• _What needs to be done_
Provide the data again in its entirety, exactly as given.

Chart and figure data:
^^^^^^^^
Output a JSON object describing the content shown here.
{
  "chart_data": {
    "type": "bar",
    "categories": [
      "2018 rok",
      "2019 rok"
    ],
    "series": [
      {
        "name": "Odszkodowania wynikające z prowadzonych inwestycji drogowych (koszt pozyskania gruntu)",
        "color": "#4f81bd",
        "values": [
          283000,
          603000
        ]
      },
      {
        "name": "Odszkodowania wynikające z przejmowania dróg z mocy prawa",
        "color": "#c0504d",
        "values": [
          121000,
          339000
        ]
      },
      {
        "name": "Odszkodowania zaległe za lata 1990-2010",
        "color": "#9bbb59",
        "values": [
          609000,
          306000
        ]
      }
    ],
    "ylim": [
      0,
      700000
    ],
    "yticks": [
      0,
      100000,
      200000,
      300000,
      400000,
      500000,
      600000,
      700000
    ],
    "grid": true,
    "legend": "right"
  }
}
^^^^^^^^
• _Result_
Output a JSON object describing the content shown here.
{
  "chart_data": {
    "type": "bar",
    "categories": [
      "2018 rok",
      "2019 rok"
    ],
    "series": [
      {
        "name": "Odszkodowania wynikające z prowadzonych inwestycji drogowych (koszt pozyskania gruntu)",
        "color": "#4f81bd",
        "values": [
          283000,
          603000
        ]
      },
      {
        "name": "Odszkodowania wynikające z przejmowania dróg z mocy prawa",
        "color": "#c0504d",
        "values": [
          121000,
          339000
        ]
      },
      {
        "name": "Odszkodowania zaległe za lata 1990-2010",
        "color": "#9bbb59",
        "values": [
          609000,
          306000
        ]
      }
    ],
    "ylim": [
      0,
      700000
    ],
    "yticks": [
      0,
      100000,
      200000,
      300000,
      400000,
      500000,
      600000,
      700000
    ],
    "grid": true,
    "legend": "right"
  }
}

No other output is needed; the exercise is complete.